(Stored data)
⁂

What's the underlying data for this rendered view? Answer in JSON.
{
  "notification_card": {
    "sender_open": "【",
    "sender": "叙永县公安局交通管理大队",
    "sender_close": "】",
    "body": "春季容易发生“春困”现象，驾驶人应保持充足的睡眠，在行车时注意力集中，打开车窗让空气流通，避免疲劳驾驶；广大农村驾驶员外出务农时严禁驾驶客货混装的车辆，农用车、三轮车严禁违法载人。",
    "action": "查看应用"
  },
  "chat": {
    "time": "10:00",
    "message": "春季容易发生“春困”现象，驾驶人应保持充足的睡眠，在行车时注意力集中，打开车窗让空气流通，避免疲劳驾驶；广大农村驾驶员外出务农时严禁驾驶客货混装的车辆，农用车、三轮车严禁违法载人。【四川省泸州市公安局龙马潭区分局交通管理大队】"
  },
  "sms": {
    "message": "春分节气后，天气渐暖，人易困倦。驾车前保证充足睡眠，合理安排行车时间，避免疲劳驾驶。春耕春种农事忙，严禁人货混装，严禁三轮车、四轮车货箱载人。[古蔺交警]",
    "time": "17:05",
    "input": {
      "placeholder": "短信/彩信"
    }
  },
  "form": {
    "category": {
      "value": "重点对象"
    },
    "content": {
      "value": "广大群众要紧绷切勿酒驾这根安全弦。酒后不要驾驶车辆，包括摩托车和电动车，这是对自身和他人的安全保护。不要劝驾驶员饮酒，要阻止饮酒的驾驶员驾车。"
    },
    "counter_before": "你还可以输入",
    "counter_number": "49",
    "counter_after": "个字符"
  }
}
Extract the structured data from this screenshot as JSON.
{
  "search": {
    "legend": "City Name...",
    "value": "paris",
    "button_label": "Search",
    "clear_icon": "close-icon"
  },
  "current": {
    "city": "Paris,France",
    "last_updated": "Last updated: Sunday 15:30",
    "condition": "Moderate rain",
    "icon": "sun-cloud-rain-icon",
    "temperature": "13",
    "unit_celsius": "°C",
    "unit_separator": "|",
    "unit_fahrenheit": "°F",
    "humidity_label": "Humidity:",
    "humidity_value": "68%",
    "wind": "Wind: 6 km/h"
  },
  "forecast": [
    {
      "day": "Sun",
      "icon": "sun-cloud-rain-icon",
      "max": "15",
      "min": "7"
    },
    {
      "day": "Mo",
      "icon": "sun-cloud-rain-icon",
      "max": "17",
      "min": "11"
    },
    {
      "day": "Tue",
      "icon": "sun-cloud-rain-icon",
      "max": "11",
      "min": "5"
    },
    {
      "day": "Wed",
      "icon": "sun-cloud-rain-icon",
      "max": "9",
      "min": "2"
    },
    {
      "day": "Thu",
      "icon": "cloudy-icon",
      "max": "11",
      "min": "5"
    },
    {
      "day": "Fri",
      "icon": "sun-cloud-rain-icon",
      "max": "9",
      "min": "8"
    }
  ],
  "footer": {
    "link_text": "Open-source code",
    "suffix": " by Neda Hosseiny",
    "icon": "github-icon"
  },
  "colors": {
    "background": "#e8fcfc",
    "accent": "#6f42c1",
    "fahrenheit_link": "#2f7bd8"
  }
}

⁂

Problem:
Write out all of the records once more, exactly.

Full response:
What's the underlying data for this rendered view? Answer in JSON.
{
  "notification_card": {
    "sender_open": "【",
    "sender": "叙永县公安局交通管理大队",
    "sender_close": "】",
    "body": "春季容易发生“春困”现象，驾驶人应保持充足的睡眠，在行车时注意力集中，打开车窗让空气流通，避免疲劳驾驶；广大农村驾驶员外出务农时严禁驾驶客货混装的车辆，农用车、三轮车严禁违法载人。",
    "action": "查看应用"
  },
  "chat": {
    "time": "10:00",
    "message": "春季容易发生“春困”现象，驾驶人应保持充足的睡眠，在行车时注意力集中，打开车窗让空气流通，避免疲劳驾驶；广大农村驾驶员外出务农时严禁驾驶客货混装的车辆，农用车、三轮车严禁违法载人。【四川省泸州市公安局龙马潭区分局交通管理大队】"
  },
  "sms": {
    "message": "春分节气后，天气渐暖，人易困倦。驾车前保证充足睡眠，合理安排行车时间，避免疲劳驾驶。春耕春种农事忙，严禁人货混装，严禁三轮车、四轮车货箱载人。[古蔺交警]",
    "time": "17:05",
    "input": {
      "placeholder": "短信/彩信"
    }
  },
  "form": {
    "category": {
      "value": "重点对象"
    },
    "content": {
      "value": "广大群众要紧绷切勿酒驾这根安全弦。酒后不要驾驶车辆，包括摩托车和电动车，这是对自身和他人的安全保护。不要劝驾驶员饮酒，要阻止饮酒的驾驶员驾车。"
    },
    "counter_before": "你还可以输入",
    "counter_number": "49",
    "counter_after": "个字符"
  }
}
Extract the structured data from this screenshot as JSON.
{
  "search": {
    "legend": "City Name...",
    "value": "paris",
    "button_label": "Search",
    "clear_icon": "close-icon"
  },
  "current": {
    "city": "Paris,France",
    "last_updated": "Last updated: Sunday 15:30",
    "condition": "Moderate rain",
    "icon": "sun-cloud-rain-icon",
    "temperature": "13",
    "unit_celsius": "°C",
    "unit_separator": "|",
    "unit_fahrenheit": "°F",
    "humidity_label": "Humidity:",
    "humidity_value": "68%",
    "wind": "Wind: 6 km/h"
  },
  "forecast": [
    {
      "day": "Sun",
      "icon": "sun-cloud-rain-icon",
      "max": "15",
      "min": "7"
    },
    {
      "day": "Mo",
      "icon": "sun-cloud-rain-icon",
      "max": "17",
      "min": "11"
    },
    {
      "day": "Tue",
      "icon": "sun-cloud-rain-icon",
      "max": "11",
      "min": "5"
    },
    {
      "day": "Wed",
      "icon": "sun-cloud-rain-icon",
      "max": "9",
      "min": "2"
    },
    {
      "day": "Thu",
      "icon": "cloudy-icon",
      "max": "11",
      "min": "5"
    },
    {
      "day": "Fri",
      "icon": "sun-cloud-rain-icon",
      "max": "9",
      "min": "8"
    }
  ],
  "footer": {
    "link_text": "Open-source code",
    "suffix": " by Neda Hosseiny",
    "icon": "github-icon"
  },
  "colors": {
    "background": "#e8fcfc",
    "accent": "#6f42c1",
    "fahrenheit_link": "#2f7bd8"
  }
}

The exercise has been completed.